RECORDS FOR PROCESSING:
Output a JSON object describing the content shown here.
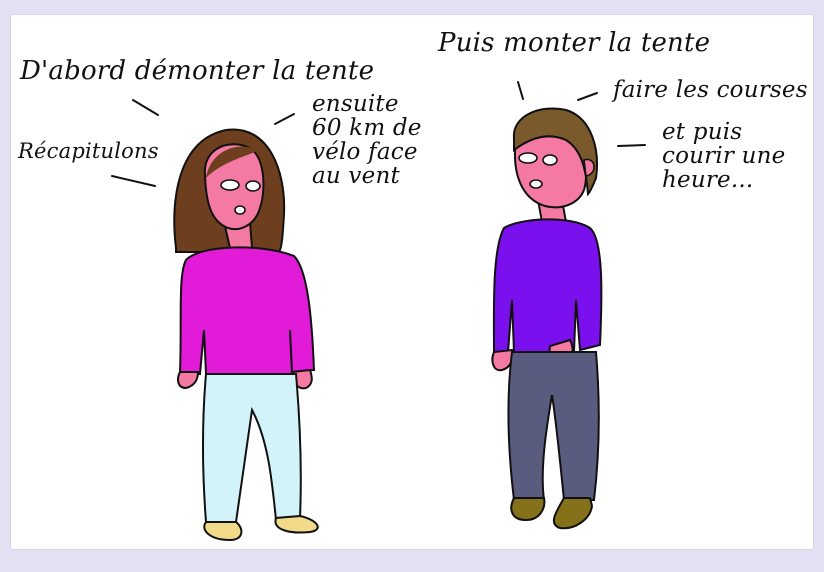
{
  "comic": {
    "left_character": {
      "speech": [
        "D'abord démonter la tente",
        "Récapitulons",
        "ensuite\n60 km de\nvélo face\nau vent"
      ],
      "colors": {
        "skin": "#f47aa3",
        "hair": "#6e3f1f",
        "shirt": "#e21bd8",
        "pants": "#d3f3fb",
        "shoes": "#f1db8a"
      }
    },
    "right_character": {
      "speech": [
        "Puis monter la tente",
        "faire les courses",
        "et puis\ncourir une\nheure..."
      ],
      "colors": {
        "skin": "#f47aa3",
        "hair": "#7a5a2c",
        "shirt": "#7a10ee",
        "pants": "#5a5c7f",
        "shoes": "#85711a"
      }
    },
    "border_color": "#e3e0f3"
  }
}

YOUR TASK: Repeat all of the data above word for word, minus the pictures.

SOLUTION TO THE PROBLEM:
Output a JSON object describing the content shown here.
{
  "comic": {
    "left_character": {
      "speech": [
        "D'abord démonter la tente",
        "Récapitulons",
        "ensuite\n60 km de\nvélo face\nau vent"
      ],
      "colors": {
        "skin": "#f47aa3",
        "hair": "#6e3f1f",
        "shirt": "#e21bd8",
        "pants": "#d3f3fb",
        "shoes": "#f1db8a"
      }
    },
    "right_character": {
      "speech": [
        "Puis monter la tente",
        "faire les courses",
        "et puis\ncourir une\nheure..."
      ],
      "colors": {
        "skin": "#f47aa3",
        "hair": "#7a5a2c",
        "shirt": "#7a10ee",
        "pants": "#5a5c7f",
        "shoes": "#85711a"
      }
    },
    "border_color": "#e3e0f3"
  }
}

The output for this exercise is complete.